**EXCERPT**:

Caddies date at least to the Capacitance Electronic Disc, which used a caddy from 1981 to protect the grooves of the disc.

Some early CD-ROM drives used a mechanism where CDs had to be inserted into special cartridges, somewhat similar in appearance to a jewel case. Although the idea behind this—a tougher plastic shell to protect the disc from damage—was sound, it did not gain wide acceptance among disc manufacturers. Consumers also eschewed the intended and pricey use, which required each disc to be protected with a caddy for its full useful life, preferring to only buy one caddy and transfer the discs between their traditional storage jewel cases and the caddy when in use, then the reverse when finished.

**DATA UNDER STUDY**:
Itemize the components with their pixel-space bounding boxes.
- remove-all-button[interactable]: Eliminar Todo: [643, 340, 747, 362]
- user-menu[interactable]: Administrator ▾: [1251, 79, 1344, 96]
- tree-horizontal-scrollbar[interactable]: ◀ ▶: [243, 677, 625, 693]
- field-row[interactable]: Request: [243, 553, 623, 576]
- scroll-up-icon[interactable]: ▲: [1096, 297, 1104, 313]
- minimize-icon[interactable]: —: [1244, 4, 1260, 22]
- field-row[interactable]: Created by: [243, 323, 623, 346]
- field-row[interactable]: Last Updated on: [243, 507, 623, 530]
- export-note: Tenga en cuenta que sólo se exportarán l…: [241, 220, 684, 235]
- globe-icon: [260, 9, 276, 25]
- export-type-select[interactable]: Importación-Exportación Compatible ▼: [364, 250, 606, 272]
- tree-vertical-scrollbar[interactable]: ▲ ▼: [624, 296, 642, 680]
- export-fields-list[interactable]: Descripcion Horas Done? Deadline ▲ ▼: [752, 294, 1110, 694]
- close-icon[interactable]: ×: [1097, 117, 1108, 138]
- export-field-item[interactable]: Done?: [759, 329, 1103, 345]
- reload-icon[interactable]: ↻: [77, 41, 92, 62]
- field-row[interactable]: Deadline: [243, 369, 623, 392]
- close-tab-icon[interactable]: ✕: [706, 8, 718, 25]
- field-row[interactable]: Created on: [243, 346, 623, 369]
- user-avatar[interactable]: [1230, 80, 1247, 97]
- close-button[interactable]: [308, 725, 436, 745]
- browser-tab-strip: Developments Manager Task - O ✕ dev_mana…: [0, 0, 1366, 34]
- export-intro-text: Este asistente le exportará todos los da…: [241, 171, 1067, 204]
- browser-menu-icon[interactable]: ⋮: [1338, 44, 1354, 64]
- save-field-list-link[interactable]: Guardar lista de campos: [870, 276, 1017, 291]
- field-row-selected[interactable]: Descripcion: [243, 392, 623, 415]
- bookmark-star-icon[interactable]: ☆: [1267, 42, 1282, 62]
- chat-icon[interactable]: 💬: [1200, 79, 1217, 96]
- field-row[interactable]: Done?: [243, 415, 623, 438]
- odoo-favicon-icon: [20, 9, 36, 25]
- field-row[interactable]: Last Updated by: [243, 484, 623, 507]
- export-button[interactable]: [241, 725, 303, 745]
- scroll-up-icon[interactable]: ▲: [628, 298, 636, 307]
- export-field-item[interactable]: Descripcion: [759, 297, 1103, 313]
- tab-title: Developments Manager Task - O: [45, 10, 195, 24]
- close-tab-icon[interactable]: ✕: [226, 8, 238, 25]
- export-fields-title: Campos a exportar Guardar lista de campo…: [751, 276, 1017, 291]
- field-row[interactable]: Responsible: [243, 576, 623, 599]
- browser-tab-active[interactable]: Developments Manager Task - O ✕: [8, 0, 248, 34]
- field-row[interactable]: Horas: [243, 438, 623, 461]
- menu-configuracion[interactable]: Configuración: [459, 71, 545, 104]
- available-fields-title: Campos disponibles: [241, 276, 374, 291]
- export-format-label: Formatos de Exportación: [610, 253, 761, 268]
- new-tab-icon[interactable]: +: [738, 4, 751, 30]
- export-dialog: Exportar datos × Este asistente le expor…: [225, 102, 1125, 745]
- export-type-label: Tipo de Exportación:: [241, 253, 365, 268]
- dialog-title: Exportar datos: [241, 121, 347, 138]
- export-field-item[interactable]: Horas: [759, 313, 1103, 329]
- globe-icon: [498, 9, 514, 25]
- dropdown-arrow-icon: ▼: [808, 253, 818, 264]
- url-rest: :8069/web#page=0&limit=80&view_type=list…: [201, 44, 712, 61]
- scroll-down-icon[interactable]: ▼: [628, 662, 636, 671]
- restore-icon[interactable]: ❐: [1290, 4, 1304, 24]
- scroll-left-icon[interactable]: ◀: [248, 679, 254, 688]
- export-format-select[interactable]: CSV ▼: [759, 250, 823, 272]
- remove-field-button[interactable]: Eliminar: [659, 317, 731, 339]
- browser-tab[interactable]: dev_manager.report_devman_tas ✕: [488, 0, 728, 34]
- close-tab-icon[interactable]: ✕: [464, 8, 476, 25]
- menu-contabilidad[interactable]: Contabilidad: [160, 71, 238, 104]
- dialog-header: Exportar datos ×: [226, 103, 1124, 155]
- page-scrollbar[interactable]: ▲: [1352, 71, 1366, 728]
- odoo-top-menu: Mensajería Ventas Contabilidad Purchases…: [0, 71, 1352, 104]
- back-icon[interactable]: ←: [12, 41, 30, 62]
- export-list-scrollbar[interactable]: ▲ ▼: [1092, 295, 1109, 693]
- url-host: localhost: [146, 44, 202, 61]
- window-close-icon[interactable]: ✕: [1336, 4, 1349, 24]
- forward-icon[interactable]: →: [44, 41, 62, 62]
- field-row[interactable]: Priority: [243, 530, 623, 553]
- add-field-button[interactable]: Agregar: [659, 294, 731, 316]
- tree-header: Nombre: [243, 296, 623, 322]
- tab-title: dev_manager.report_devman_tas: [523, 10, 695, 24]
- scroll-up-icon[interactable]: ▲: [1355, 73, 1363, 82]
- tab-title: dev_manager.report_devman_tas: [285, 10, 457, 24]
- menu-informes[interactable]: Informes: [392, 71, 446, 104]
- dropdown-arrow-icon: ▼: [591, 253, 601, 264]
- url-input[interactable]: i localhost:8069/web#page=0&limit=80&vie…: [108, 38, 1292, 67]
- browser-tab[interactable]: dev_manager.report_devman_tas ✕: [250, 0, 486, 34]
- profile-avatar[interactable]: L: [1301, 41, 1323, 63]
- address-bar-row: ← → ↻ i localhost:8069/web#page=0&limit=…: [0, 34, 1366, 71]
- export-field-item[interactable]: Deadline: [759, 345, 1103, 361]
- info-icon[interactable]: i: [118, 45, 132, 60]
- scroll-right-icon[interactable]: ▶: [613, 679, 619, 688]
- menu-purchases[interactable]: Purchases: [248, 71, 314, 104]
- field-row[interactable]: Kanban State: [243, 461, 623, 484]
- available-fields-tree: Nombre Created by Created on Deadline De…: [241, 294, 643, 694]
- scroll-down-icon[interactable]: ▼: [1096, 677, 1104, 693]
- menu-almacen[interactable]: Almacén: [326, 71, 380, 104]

**WHAT YOU WILL DO**:
Continue the excerpt about CD caddies, picking up after its final sentence. The items are separate from the excerpt about CD caddies and are not part of it.

**RESPONSE AREA**:
Drives that used the caddy format required "bare" discs to be placed into a caddy before use, making them less convenient to use. Drives that worked this way were referred to as caddy drives or caddy load(ing), but from about 1994 most computer manufacturers moved to tray-loading, or slot-loading drives.

The same system is still available for more recent formats such as DVD-RAMs but is not common.

The PlayStation Portable, UMD disc is a similar concept, using a small proprietary DVD-type disc, in a fixed unopenable caddy as both a copy protection and damage prevention measure.

The MiniDisc is a similar concept again, using a small proprietary Magneto-optical type disc instead, also in a fixed unopenable caddy.